Recorded information:
-------------------------

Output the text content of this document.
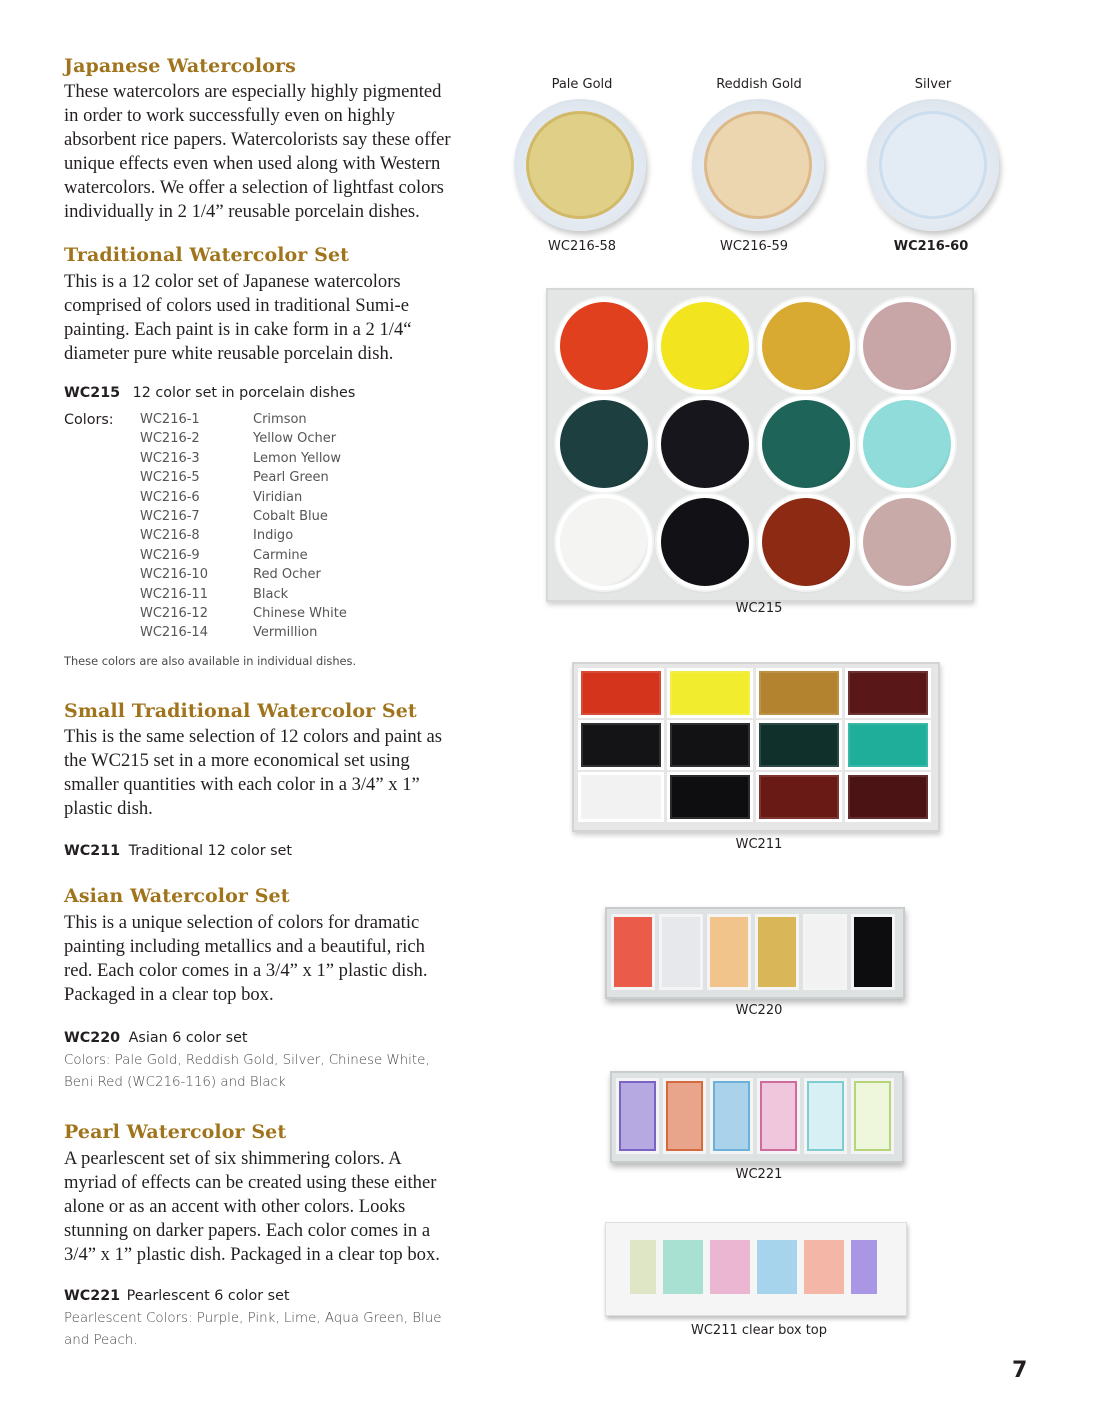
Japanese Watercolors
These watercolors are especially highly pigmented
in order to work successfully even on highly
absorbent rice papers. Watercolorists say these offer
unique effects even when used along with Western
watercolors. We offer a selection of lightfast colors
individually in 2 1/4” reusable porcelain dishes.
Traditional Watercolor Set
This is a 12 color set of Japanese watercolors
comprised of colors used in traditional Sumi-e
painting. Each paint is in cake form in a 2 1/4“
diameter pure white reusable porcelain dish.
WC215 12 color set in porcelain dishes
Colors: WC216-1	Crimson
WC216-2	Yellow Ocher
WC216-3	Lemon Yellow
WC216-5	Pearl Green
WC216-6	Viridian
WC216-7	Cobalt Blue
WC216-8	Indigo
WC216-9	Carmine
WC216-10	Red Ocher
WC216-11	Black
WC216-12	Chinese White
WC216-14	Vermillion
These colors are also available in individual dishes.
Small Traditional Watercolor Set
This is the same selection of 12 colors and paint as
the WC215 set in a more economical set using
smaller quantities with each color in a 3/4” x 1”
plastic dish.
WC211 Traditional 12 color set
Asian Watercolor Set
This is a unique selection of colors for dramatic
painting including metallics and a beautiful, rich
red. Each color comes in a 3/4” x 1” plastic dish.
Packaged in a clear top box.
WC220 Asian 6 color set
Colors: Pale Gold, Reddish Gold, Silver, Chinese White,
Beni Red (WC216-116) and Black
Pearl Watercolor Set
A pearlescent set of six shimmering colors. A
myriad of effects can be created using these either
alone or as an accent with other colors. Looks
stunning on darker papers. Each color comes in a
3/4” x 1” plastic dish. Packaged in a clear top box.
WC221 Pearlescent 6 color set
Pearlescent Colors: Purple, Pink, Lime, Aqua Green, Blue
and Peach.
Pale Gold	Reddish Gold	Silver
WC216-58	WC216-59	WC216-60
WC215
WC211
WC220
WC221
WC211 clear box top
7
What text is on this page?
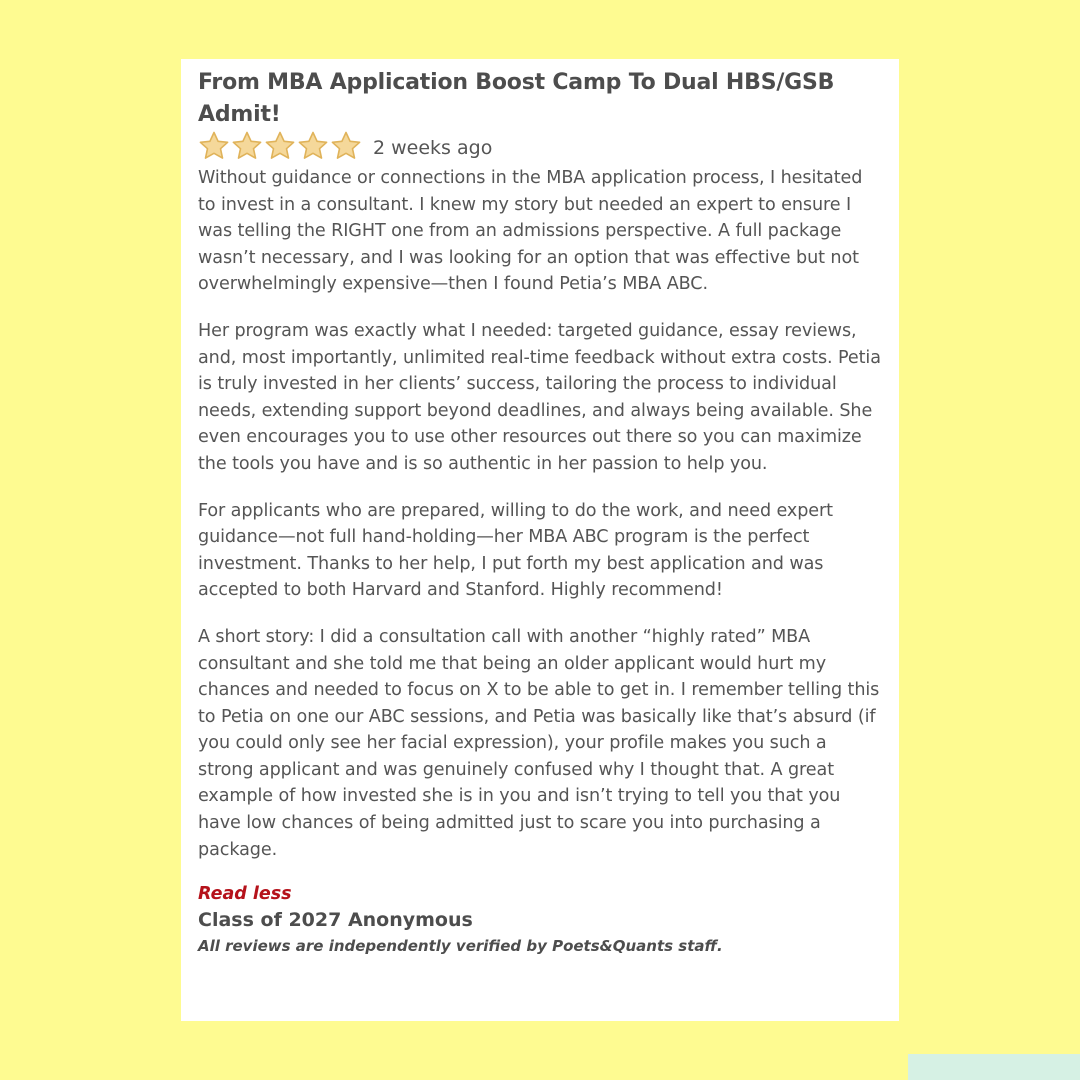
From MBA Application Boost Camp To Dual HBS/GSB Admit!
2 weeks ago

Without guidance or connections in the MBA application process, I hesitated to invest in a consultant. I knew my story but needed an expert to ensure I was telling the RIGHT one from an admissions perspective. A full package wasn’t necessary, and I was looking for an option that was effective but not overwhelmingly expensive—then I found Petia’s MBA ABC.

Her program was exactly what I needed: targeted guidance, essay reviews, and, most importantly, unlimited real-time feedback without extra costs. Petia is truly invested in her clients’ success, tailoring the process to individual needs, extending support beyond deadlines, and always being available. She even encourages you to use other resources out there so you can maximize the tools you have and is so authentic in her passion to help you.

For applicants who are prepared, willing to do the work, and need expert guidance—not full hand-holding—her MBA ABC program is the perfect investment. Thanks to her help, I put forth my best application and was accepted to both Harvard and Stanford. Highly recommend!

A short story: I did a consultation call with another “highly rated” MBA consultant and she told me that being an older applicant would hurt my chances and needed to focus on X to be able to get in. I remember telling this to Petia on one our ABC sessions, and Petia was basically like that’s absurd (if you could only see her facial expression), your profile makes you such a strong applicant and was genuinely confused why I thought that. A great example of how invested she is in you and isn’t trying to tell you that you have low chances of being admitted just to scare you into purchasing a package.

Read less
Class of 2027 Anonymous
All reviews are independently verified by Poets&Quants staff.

-------------------------

What is being asked: Can you repeat every record above exactly, apart from the pictures?

Complete response:
Output the text content of this document.
Japanese Watercolors
These watercolors are especially highly pigmented
in order to work successfully even on highly
absorbent rice papers. Watercolorists say these offer
unique effects even when used along with Western
watercolors. We offer a selection of lightfast colors
individually in 2 1/4” reusable porcelain dishes.
Traditional Watercolor Set
This is a 12 color set of Japanese watercolors
comprised of colors used in traditional Sumi-e
painting. Each paint is in cake form in a 2 1/4“
diameter pure white reusable porcelain dish.
WC215 12 color set in porcelain dishes
Colors: WC216-1	Crimson
WC216-2	Yellow Ocher
WC216-3	Lemon Yellow
WC216-5	Pearl Green
WC216-6	Viridian
WC216-7	Cobalt Blue
WC216-8	Indigo
WC216-9	Carmine
WC216-10	Red Ocher
WC216-11	Black
WC216-12	Chinese White
WC216-14	Vermillion
These colors are also available in individual dishes.
Small Traditional Watercolor Set
This is the same selection of 12 colors and paint as
the WC215 set in a more economical set using
smaller quantities with each color in a 3/4” x 1”
plastic dish.
WC211 Traditional 12 color set
Asian Watercolor Set
This is a unique selection of colors for dramatic
painting including metallics and a beautiful, rich
red. Each color comes in a 3/4” x 1” plastic dish.
Packaged in a clear top box.
WC220 Asian 6 color set
Colors: Pale Gold, Reddish Gold, Silver, Chinese White,
Beni Red (WC216-116) and Black
Pearl Watercolor Set
A pearlescent set of six shimmering colors. A
myriad of effects can be created using these either
alone or as an accent with other colors. Looks
stunning on darker papers. Each color comes in a
3/4” x 1” plastic dish. Packaged in a clear top box.
WC221 Pearlescent 6 color set
Pearlescent Colors: Purple, Pink, Lime, Aqua Green, Blue
and Peach.
Pale Gold	Reddish Gold	Silver
WC216-58	WC216-59	WC216-60
WC215
WC211
WC220
WC221
WC211 clear box top
7
What text is on this page?
From MBA Application Boost Camp To Dual HBS/GSB Admit!
2 weeks ago

Without guidance or connections in the MBA application process, I hesitated to invest in a consultant. I knew my story but needed an expert to ensure I was telling the RIGHT one from an admissions perspective. A full package wasn’t necessary, and I was looking for an option that was effective but not overwhelmingly expensive—then I found Petia’s MBA ABC.

Her program was exactly what I needed: targeted guidance, essay reviews, and, most importantly, unlimited real-time feedback without extra costs. Petia is truly invested in her clients’ success, tailoring the process to individual needs, extending support beyond deadlines, and always being available. She even encourages you to use other resources out there so you can maximize the tools you have and is so authentic in her passion to help you.

For applicants who are prepared, willing to do the work, and need expert guidance—not full hand-holding—her MBA ABC program is the perfect investment. Thanks to her help, I put forth my best application and was accepted to both Harvard and Stanford. Highly recommend!

A short story: I did a consultation call with another “highly rated” MBA consultant and she told me that being an older applicant would hurt my chances and needed to focus on X to be able to get in. I remember telling this to Petia on one our ABC sessions, and Petia was basically like that’s absurd (if you could only see her facial expression), your profile makes you such a strong applicant and was genuinely confused why I thought that. A great example of how invested she is in you and isn’t trying to tell you that you have low chances of being admitted just to scare you into purchasing a package.

Read less
Class of 2027 Anonymous
All reviews are independently verified by Poets&Quants staff.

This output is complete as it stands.